→ Exercise requirements: Repeat the material below exactly, line for line.

→ Provided records:
────────────────────
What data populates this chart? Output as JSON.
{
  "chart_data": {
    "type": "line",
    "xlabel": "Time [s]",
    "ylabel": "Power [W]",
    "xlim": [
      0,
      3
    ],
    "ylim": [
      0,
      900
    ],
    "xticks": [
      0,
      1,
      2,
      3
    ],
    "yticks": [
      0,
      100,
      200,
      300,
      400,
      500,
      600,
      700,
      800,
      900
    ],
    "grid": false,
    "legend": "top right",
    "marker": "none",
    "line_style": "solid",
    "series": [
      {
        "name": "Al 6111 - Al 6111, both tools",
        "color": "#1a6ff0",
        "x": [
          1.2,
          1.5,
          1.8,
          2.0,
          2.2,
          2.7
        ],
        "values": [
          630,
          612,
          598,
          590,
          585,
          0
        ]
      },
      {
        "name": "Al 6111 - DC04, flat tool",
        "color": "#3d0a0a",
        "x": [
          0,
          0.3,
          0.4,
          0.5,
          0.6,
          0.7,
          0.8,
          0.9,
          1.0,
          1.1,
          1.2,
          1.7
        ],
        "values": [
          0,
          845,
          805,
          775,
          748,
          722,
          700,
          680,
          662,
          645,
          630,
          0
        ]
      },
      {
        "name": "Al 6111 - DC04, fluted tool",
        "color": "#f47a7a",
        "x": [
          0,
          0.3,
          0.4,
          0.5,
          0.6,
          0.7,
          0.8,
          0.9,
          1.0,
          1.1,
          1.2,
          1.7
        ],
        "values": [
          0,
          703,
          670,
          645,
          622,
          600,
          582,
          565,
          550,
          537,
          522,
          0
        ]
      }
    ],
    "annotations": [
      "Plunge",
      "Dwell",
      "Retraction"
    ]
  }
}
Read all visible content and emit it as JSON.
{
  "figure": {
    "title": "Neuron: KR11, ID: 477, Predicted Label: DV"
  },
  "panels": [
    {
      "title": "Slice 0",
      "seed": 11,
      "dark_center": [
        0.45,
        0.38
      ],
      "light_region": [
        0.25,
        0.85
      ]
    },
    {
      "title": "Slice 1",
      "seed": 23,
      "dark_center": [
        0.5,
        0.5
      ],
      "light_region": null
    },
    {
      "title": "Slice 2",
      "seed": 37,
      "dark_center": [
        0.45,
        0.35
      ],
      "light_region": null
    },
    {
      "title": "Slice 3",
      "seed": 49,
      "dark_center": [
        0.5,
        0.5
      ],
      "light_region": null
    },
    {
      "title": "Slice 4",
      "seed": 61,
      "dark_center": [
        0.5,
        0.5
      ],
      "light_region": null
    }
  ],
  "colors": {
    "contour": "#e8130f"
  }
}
────────────────────
→ Full output:
What data populates this chart? Output as JSON.
{
  "chart_data": {
    "type": "line",
    "xlabel": "Time [s]",
    "ylabel": "Power [W]",
    "xlim": [
      0,
      3
    ],
    "ylim": [
      0,
      900
    ],
    "xticks": [
      0,
      1,
      2,
      3
    ],
    "yticks": [
      0,
      100,
      200,
      300,
      400,
      500,
      600,
      700,
      800,
      900
    ],
    "grid": false,
    "legend": "top right",
    "marker": "none",
    "line_style": "solid",
    "series": [
      {
        "name": "Al 6111 - Al 6111, both tools",
        "color": "#1a6ff0",
        "x": [
          1.2,
          1.5,
          1.8,
          2.0,
          2.2,
          2.7
        ],
        "values": [
          630,
          612,
          598,
          590,
          585,
          0
        ]
      },
      {
        "name": "Al 6111 - DC04, flat tool",
        "color": "#3d0a0a",
        "x": [
          0,
          0.3,
          0.4,
          0.5,
          0.6,
          0.7,
          0.8,
          0.9,
          1.0,
          1.1,
          1.2,
          1.7
        ],
        "values": [
          0,
          845,
          805,
          775,
          748,
          722,
          700,
          680,
          662,
          645,
          630,
          0
        ]
      },
      {
        "name": "Al 6111 - DC04, fluted tool",
        "color": "#f47a7a",
        "x": [
          0,
          0.3,
          0.4,
          0.5,
          0.6,
          0.7,
          0.8,
          0.9,
          1.0,
          1.1,
          1.2,
          1.7
        ],
        "values": [
          0,
          703,
          670,
          645,
          622,
          600,
          582,
          565,
          550,
          537,
          522,
          0
        ]
      }
    ],
    "annotations": [
      "Plunge",
      "Dwell",
      "Retraction"
    ]
  }
}
Read all visible content and emit it as JSON.
{
  "figure": {
    "title": "Neuron: KR11, ID: 477, Predicted Label: DV"
  },
  "panels": [
    {
      "title": "Slice 0",
      "seed": 11,
      "dark_center": [
        0.45,
        0.38
      ],
      "light_region": [
        0.25,
        0.85
      ]
    },
    {
      "title": "Slice 1",
      "seed": 23,
      "dark_center": [
        0.5,
        0.5
      ],
      "light_region": null
    },
    {
      "title": "Slice 2",
      "seed": 37,
      "dark_center": [
        0.45,
        0.35
      ],
      "light_region": null
    },
    {
      "title": "Slice 3",
      "seed": 49,
      "dark_center": [
        0.5,
        0.5
      ],
      "light_region": null
    },
    {
      "title": "Slice 4",
      "seed": 61,
      "dark_center": [
        0.5,
        0.5
      ],
      "light_region": null
    }
  ],
  "colors": {
    "contour": "#e8130f"
  }
}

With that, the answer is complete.